Could you write out the records below exactly as they appear, leaving out any pictures?

(Collected data)

········

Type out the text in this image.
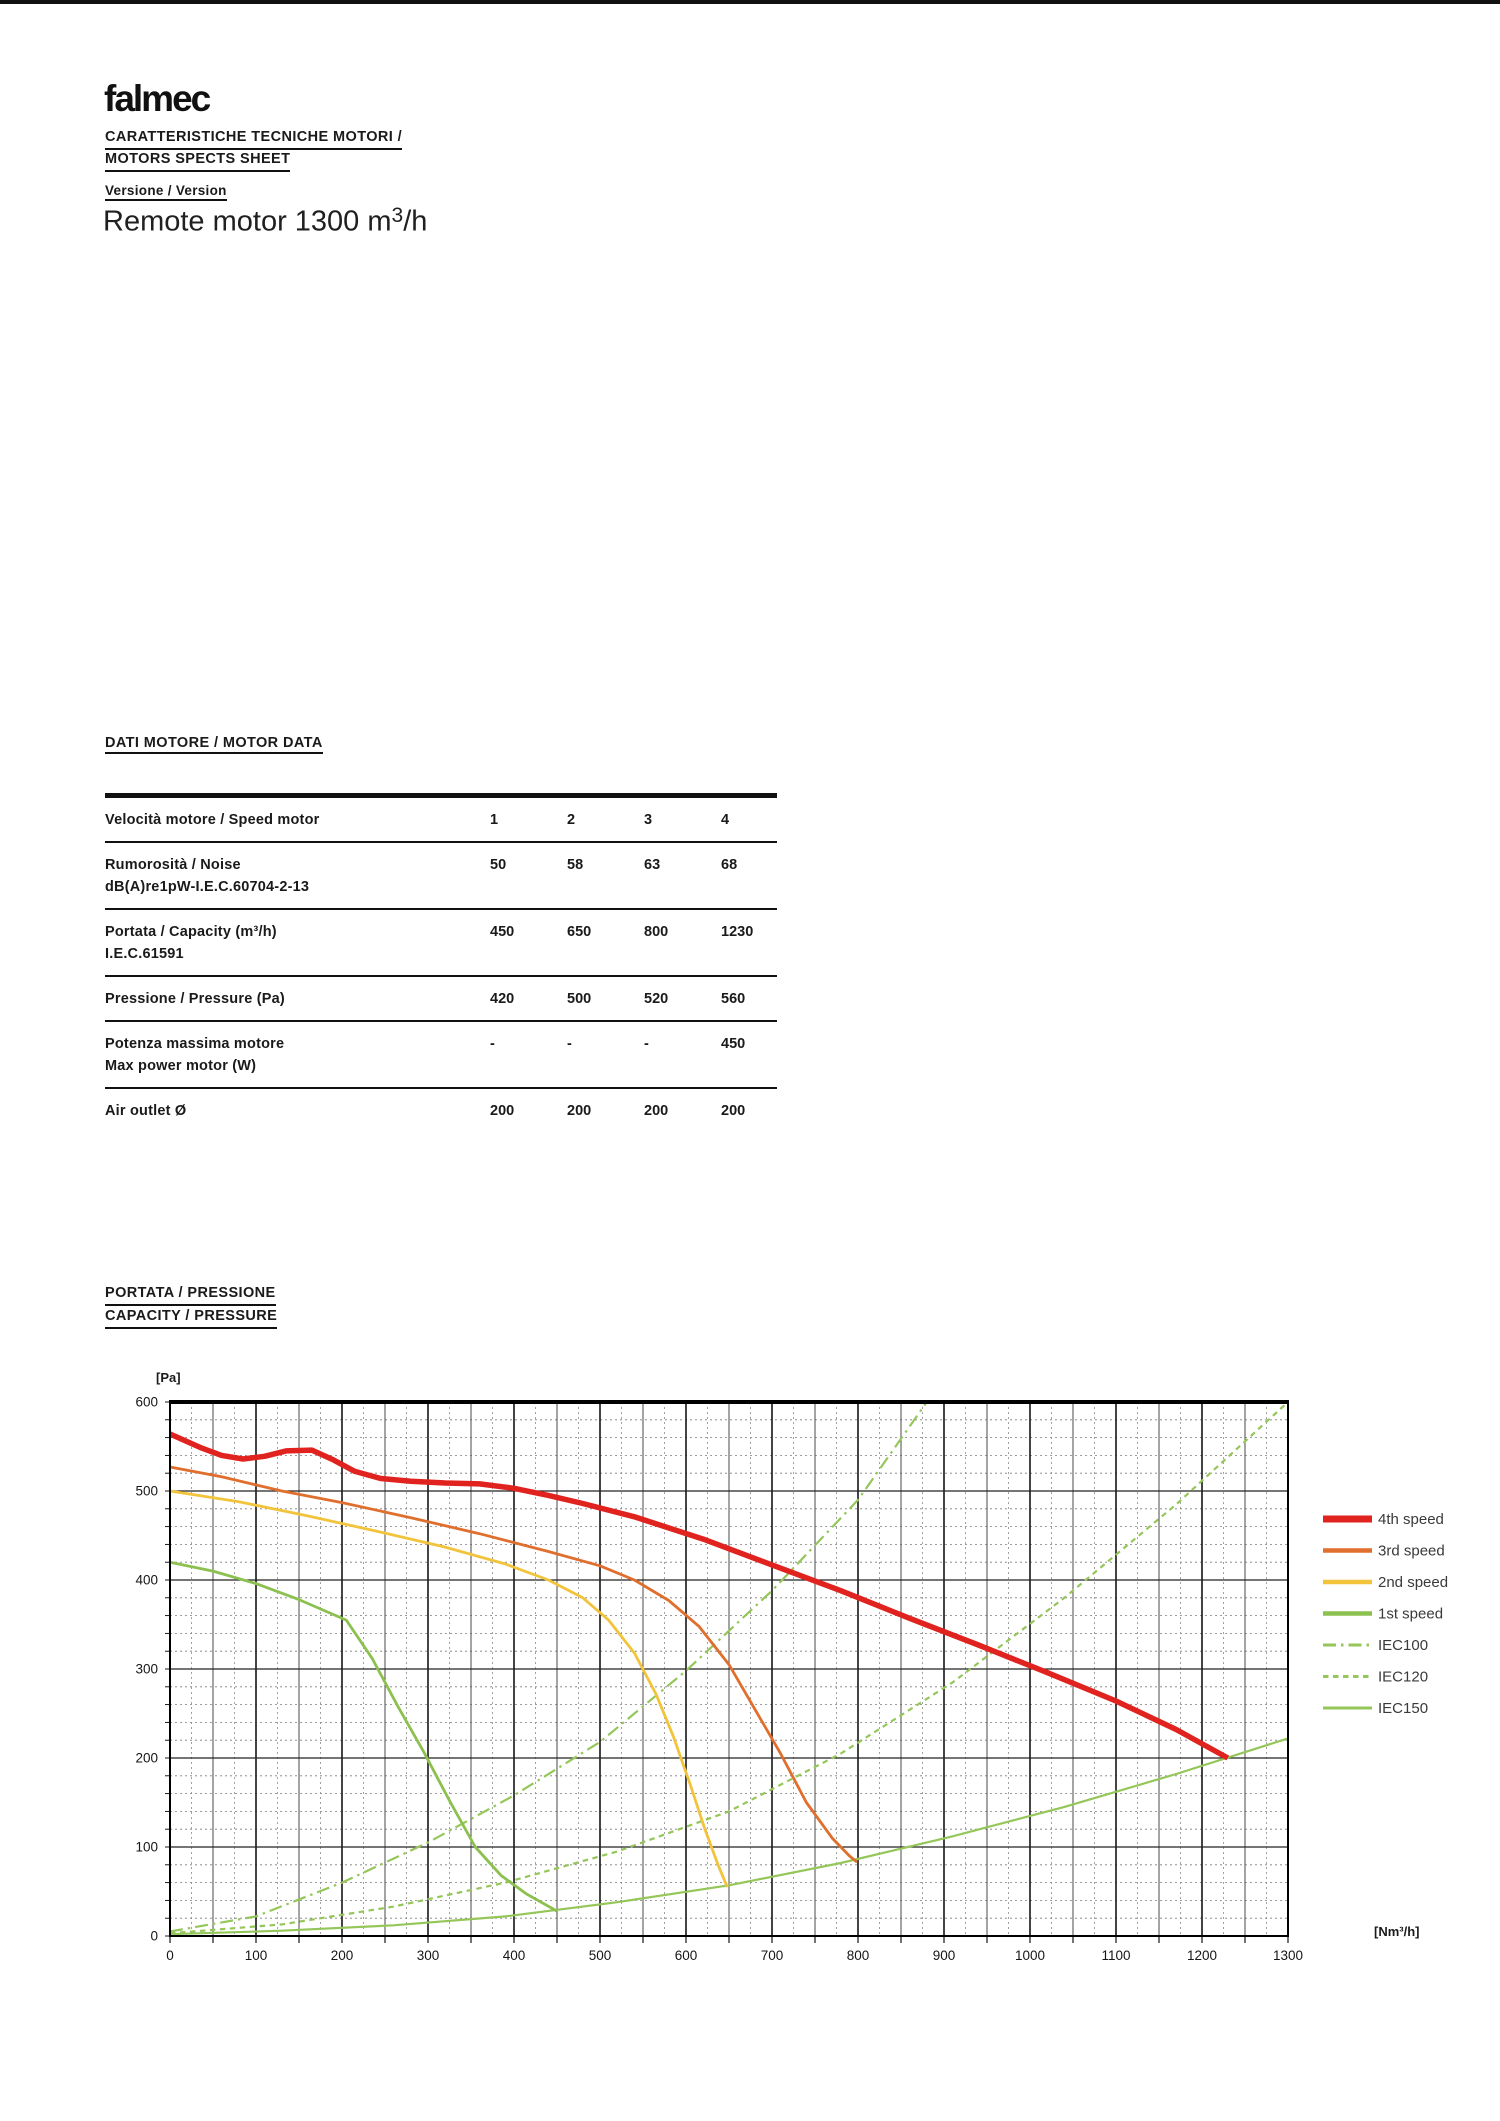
falmec
CARATTERISTICHE TECNICHE MOTORI /
MOTORS SPECTS SHEET
Versione / Version
Remote motor 1300 $m^3/h$
DATI MOTORE / MOTOR DATA
Velocità motore / Speed motor	1	2	3	4
Rumorosità / Noise
dB(A)re1pW-I.E.C.60704-2-13
50	58	63	68
Portata / Capacity (m³/h)
I.E.C.61591
450	650	800	1230
Pressione / Pressure (Pa)	420	500	520	560
Potenza massima motore
Max power motor (W)
-	-	-	450
Air outlet Ø	200	200	200	200
PORTATA / PRESSIONE
CAPACITY / PRESSURE
0	100	200	300	400	500	600	700	800	900	1000	1100	1200	1300
0
100
200
300
400
500
600
[Pa]
[Nm³/h]
4th speed
3rd speed
2nd speed
1st speed
IEC100
IEC120
IEC150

········

# RESULT FOR THIS TASK:
Type out the text in this image.
falmec
CARATTERISTICHE TECNICHE MOTORI /
MOTORS SPECTS SHEET
Versione / Version
Remote motor 1300 $m^3/h$
DATI MOTORE / MOTOR DATA
Velocità motore / Speed motor	1	2	3	4
Rumorosità / Noise
dB(A)re1pW-I.E.C.60704-2-13
50	58	63	68
Portata / Capacity (m³/h)
I.E.C.61591
450	650	800	1230
Pressione / Pressure (Pa)	420	500	520	560
Potenza massima motore
Max power motor (W)
-	-	-	450
Air outlet Ø	200	200	200	200
PORTATA / PRESSIONE
CAPACITY / PRESSURE
0	100	200	300	400	500	600	700	800	900	1000	1100	1200	1300
0
100
200
300
400
500
600
[Pa]
[Nm³/h]
4th speed
3rd speed
2nd speed
1st speed
IEC100
IEC120
IEC150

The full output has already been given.